> AVAILABLE RECORDS

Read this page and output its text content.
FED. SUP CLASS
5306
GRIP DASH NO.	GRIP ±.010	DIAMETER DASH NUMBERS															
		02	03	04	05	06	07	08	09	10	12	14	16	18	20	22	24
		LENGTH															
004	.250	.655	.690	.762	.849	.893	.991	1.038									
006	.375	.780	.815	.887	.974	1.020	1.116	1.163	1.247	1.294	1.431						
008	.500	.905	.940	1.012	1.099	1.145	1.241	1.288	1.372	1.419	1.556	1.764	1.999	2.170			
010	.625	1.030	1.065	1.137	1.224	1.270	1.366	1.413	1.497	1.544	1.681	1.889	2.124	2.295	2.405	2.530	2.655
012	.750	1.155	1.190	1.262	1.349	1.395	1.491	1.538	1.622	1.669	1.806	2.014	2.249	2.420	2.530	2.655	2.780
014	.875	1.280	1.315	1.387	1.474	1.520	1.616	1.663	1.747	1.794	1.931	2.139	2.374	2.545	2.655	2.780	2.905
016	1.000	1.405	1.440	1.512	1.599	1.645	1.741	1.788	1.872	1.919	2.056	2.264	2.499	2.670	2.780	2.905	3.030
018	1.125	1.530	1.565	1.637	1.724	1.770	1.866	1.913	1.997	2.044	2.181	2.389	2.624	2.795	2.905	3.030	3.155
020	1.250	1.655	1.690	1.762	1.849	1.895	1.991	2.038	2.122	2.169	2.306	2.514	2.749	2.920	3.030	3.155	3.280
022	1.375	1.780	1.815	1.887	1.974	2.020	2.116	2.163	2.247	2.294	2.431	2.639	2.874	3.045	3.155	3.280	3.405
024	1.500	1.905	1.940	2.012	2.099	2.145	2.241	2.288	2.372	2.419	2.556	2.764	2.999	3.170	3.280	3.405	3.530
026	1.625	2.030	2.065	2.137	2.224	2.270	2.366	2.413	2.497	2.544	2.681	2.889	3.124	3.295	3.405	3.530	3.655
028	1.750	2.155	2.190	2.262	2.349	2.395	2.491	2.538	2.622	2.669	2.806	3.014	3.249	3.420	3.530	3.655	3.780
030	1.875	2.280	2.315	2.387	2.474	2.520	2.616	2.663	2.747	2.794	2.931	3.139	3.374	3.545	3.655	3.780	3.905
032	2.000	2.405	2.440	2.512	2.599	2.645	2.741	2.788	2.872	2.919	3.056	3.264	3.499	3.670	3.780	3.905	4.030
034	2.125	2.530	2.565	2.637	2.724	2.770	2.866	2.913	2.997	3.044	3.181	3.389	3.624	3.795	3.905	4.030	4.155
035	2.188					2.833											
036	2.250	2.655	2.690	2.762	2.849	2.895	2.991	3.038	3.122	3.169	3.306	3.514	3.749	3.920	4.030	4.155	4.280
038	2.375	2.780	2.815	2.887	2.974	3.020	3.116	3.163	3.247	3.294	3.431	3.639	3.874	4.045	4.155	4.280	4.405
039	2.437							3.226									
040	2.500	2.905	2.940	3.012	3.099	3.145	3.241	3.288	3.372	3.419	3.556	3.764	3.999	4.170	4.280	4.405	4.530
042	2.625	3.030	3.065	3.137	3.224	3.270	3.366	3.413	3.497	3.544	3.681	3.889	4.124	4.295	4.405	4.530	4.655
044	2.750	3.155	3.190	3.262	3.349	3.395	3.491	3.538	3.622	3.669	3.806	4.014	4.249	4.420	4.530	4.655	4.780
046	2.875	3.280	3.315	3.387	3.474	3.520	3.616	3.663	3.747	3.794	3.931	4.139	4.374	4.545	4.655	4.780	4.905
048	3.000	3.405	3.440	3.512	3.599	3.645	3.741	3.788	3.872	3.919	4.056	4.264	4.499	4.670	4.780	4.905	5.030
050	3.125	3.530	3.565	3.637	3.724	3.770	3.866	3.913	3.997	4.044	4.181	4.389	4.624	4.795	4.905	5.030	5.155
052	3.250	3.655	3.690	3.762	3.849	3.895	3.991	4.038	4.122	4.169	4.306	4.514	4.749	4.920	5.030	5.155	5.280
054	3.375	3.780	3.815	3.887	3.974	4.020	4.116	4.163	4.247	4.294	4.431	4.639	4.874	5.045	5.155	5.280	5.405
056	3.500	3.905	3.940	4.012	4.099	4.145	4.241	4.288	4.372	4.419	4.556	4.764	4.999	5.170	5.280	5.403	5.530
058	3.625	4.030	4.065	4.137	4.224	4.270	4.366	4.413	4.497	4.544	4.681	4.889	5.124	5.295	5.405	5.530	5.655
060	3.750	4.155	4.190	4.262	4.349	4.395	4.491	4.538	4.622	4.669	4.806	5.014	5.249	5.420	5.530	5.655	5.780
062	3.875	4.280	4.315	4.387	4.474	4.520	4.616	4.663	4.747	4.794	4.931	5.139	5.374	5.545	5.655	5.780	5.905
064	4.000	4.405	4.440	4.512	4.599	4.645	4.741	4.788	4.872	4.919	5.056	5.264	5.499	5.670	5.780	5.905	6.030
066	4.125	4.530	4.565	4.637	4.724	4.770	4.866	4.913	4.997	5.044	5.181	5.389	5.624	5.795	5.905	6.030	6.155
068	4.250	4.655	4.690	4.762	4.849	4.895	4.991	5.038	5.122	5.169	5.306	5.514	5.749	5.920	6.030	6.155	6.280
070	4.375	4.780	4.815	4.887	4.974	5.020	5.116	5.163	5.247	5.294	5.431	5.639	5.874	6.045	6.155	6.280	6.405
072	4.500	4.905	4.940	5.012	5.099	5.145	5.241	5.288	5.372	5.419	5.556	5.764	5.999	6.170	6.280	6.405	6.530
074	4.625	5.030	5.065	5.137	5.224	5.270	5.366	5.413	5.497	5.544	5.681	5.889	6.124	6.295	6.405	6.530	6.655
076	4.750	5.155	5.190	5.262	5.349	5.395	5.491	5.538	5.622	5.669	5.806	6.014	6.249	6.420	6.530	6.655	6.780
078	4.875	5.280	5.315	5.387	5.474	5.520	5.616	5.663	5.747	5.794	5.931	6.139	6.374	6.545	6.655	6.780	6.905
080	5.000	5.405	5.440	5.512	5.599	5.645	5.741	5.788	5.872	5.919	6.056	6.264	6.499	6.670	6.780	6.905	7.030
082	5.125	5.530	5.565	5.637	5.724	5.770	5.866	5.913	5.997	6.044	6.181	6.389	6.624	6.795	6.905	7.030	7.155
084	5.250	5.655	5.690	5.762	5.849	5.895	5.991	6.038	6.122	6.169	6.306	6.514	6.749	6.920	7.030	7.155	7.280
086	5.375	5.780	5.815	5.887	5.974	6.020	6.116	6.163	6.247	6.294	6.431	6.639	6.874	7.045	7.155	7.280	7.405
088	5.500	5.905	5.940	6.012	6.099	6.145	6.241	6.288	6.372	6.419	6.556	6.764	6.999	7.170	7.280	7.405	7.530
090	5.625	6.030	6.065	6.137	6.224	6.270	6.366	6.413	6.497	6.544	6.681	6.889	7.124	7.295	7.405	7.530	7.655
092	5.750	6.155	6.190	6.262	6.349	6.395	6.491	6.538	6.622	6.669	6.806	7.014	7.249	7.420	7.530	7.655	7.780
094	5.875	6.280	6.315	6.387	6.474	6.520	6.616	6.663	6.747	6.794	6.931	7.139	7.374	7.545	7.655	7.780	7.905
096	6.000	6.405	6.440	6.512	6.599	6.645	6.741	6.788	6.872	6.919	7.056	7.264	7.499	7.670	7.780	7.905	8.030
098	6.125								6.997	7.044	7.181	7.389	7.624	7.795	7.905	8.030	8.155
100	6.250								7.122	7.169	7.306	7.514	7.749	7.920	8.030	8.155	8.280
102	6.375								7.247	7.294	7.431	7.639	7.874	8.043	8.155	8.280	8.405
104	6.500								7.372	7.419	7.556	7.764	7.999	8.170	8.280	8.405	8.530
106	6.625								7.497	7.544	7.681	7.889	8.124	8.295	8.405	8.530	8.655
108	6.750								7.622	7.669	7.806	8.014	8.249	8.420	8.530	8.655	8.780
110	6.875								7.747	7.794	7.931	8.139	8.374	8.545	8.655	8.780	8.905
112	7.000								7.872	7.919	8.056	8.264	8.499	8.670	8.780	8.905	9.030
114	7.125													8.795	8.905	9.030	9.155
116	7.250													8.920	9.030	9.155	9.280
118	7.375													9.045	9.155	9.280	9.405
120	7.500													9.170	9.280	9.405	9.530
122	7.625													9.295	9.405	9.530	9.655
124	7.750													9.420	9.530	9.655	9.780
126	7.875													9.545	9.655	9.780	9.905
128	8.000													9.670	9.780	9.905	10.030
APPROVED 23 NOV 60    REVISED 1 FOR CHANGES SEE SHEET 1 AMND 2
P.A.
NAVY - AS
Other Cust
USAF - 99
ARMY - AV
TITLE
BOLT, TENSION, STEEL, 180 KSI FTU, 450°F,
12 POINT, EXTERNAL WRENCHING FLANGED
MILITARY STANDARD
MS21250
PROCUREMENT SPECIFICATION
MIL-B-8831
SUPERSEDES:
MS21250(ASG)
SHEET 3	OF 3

> DO THIS
Using the records given above, list every line that includes the word "SHEET".

> RESPONSE TO THE EXERCISE
APPROVED 23 NOV 60    REVISED 1 FOR CHANGES SEE SHEET 1 AMND 2
SHEET 3	OF 3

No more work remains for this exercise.